* WHAT NEEDS TO BE DONE:
Below is a set of entries. Reproduce exactly the lines from the one containing "Give me a plain-text" through the end, both included.

Dataset excerpt:
"""

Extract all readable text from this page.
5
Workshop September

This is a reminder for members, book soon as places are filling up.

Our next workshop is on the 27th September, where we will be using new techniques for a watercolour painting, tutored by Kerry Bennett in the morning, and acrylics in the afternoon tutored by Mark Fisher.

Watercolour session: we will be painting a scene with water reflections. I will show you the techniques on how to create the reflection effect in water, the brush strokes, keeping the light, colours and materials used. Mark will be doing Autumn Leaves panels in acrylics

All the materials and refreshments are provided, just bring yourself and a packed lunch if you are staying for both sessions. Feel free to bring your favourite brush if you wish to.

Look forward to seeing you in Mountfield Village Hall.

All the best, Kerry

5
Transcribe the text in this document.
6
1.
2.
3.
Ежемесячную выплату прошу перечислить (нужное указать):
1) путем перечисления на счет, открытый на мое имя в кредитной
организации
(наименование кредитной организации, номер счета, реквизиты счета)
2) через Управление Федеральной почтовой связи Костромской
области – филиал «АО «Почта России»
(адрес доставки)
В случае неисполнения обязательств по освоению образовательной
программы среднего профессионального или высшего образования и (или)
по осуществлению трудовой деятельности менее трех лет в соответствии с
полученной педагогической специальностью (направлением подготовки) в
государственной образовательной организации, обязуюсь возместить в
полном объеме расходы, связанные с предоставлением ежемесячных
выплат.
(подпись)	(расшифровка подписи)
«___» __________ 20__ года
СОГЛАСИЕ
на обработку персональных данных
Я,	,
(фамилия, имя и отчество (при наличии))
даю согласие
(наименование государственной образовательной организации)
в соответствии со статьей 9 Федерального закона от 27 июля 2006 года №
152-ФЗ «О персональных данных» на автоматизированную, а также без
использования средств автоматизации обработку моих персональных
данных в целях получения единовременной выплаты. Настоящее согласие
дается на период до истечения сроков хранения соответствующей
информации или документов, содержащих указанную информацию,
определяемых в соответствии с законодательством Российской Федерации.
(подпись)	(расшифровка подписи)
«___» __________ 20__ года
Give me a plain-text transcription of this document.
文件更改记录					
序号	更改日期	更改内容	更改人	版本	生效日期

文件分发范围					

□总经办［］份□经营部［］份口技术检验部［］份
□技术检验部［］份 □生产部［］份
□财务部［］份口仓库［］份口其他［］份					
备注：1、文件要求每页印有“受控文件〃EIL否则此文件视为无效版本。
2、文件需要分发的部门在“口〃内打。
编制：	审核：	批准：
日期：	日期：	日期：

"""

* COMPLETE OUTPUT:
Give me a plain-text transcription of this document.
文件更改记录					
序号	更改日期	更改内容	更改人	版本	生效日期

文件分发范围					

□总经办［］份□经营部［］份口技术检验部［］份
□技术检验部［］份 □生产部［］份
□财务部［］份口仓库［］份口其他［］份					
备注：1、文件要求每页印有“受控文件〃EIL否则此文件视为无效版本。
2、文件需要分发的部门在“口〃内打。
编制：	审核：	批准：
日期：	日期：	日期：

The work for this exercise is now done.